• **Material provided**
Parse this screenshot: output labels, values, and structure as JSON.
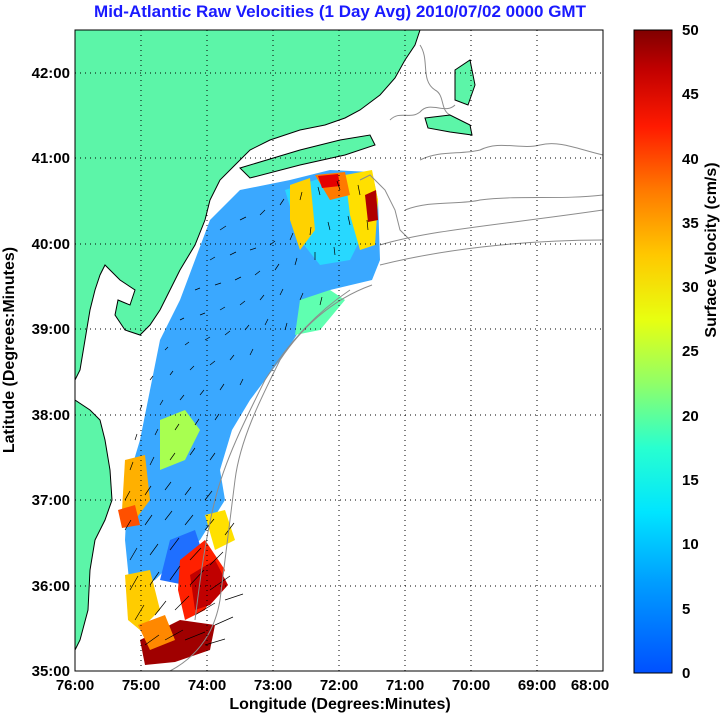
{
  "title": "Mid-Atlantic Raw Velocities (1 Day Avg) 2010/07/02 0000 GMT",
  "x_axis": {
    "label": "Longitude (Degrees:Minutes)",
    "ticks": [
      "76:00",
      "75:00",
      "74:00",
      "73:00",
      "72:00",
      "71:00",
      "70:00",
      "69:00",
      "68:00"
    ],
    "range": [
      -76,
      -68
    ]
  },
  "y_axis": {
    "label": "Latitude (Degrees:Minutes)",
    "ticks": [
      "35:00",
      "36:00",
      "37:00",
      "38:00",
      "39:00",
      "40:00",
      "41:00",
      "42:00"
    ],
    "range": [
      35,
      42.5
    ]
  },
  "colorbar": {
    "label": "Surface Velocity (cm/s)",
    "ticks": [
      "0",
      "5",
      "10",
      "15",
      "20",
      "25",
      "30",
      "35",
      "40",
      "45",
      "50"
    ],
    "range": [
      0,
      50
    ],
    "colormap": "jet"
  },
  "colors": {
    "land": "#5cf5a8",
    "coast_outline": "#000000",
    "bathymetry": "#8c8c8c",
    "title": "#1a1aff",
    "vectors": "#000000"
  },
  "grid": true
}
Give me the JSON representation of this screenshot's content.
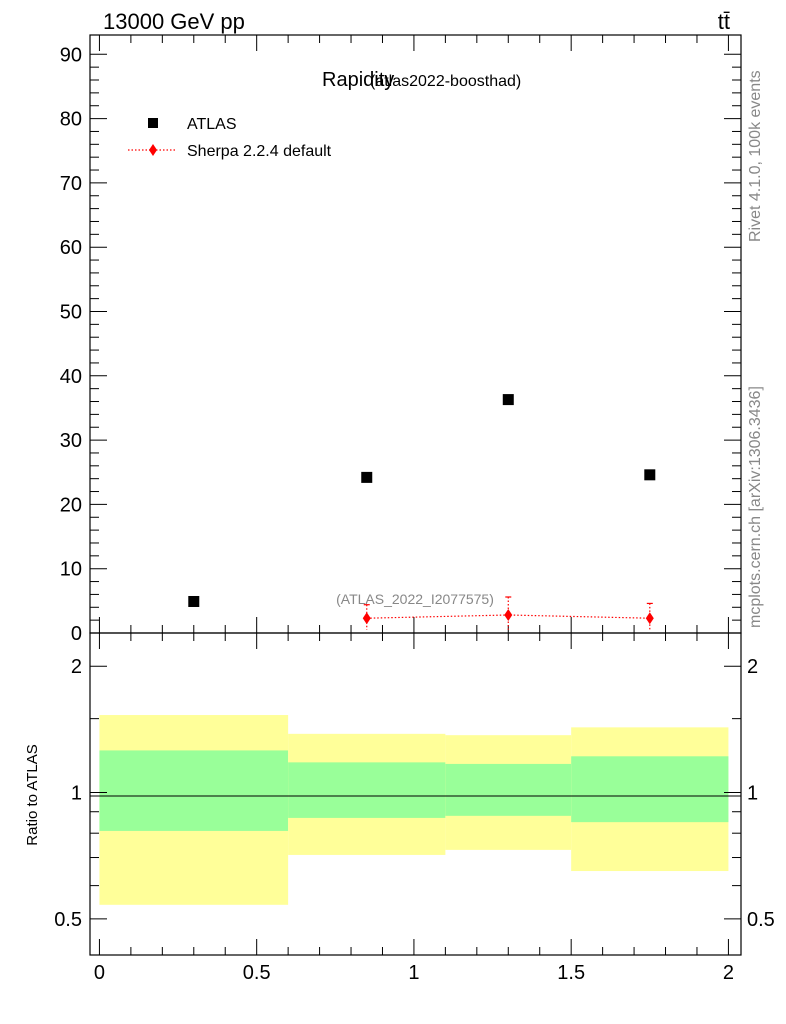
{
  "header": {
    "energy_label": "13000 GeV pp",
    "process_label": "tt̄"
  },
  "side_labels": {
    "rivet": "Rivet 4.1.0,  100k events",
    "site": "mcplots.cern.ch [arXiv:1306.3436]"
  },
  "colors": {
    "data_marker": "#000000",
    "mc_line": "#ff0000",
    "band_inner": "#99ff99",
    "band_outer": "#ffff99",
    "watermark": "#888888"
  },
  "chart_data": [
    {
      "type": "scatter",
      "title": "Rapidity",
      "subtitle": "(atlas2022-boosthad)",
      "watermark": "(ATLAS_2022_I2077575)",
      "xlabel": "",
      "ylabel": "",
      "xlim": [
        -0.03,
        2.04
      ],
      "ylim": [
        0,
        93
      ],
      "yticks": [
        0,
        10,
        20,
        30,
        40,
        50,
        60,
        70,
        80,
        90
      ],
      "legend_position": "top-left",
      "series": [
        {
          "name": "ATLAS",
          "marker": "square",
          "x": [
            0.3,
            0.85,
            1.3,
            1.75
          ],
          "y": [
            4.9,
            24.2,
            36.3,
            24.6
          ]
        },
        {
          "name": "Sherpa 2.2.4 default",
          "marker": "diamond",
          "line": "dotted",
          "x": [
            0.85,
            1.3,
            1.75
          ],
          "y": [
            2.3,
            2.8,
            2.3
          ],
          "yerr_up": [
            4.4,
            5.6,
            4.6
          ],
          "yerr_down": [
            0.5,
            0.5,
            0.5
          ]
        }
      ]
    },
    {
      "type": "area",
      "ylabel": "Ratio to ATLAS",
      "xlim": [
        -0.03,
        2.04
      ],
      "ylim": [
        0.41,
        2.4
      ],
      "yscale": "log",
      "xticks": [
        0,
        0.5,
        1,
        1.5,
        2
      ],
      "xtick_labels": [
        "0",
        "0.5",
        "1",
        "1.5",
        "2"
      ],
      "yticks": [
        0.5,
        1,
        2
      ],
      "ytick_labels": [
        "0.5",
        "1",
        "2"
      ],
      "reference_line": 1,
      "bins": [
        {
          "lo": 0.0,
          "hi": 0.6,
          "inner": [
            0.81,
            1.26
          ],
          "outer": [
            0.54,
            1.53
          ]
        },
        {
          "lo": 0.6,
          "hi": 1.1,
          "inner": [
            0.87,
            1.18
          ],
          "outer": [
            0.71,
            1.38
          ]
        },
        {
          "lo": 1.1,
          "hi": 1.5,
          "inner": [
            0.88,
            1.17
          ],
          "outer": [
            0.73,
            1.37
          ]
        },
        {
          "lo": 1.5,
          "hi": 2.0,
          "inner": [
            0.85,
            1.22
          ],
          "outer": [
            0.65,
            1.43
          ]
        }
      ]
    }
  ]
}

• **What the task asks**
Tally the lines in the listing that hold "Minutes" and report the number alone.

• **Written answer**
2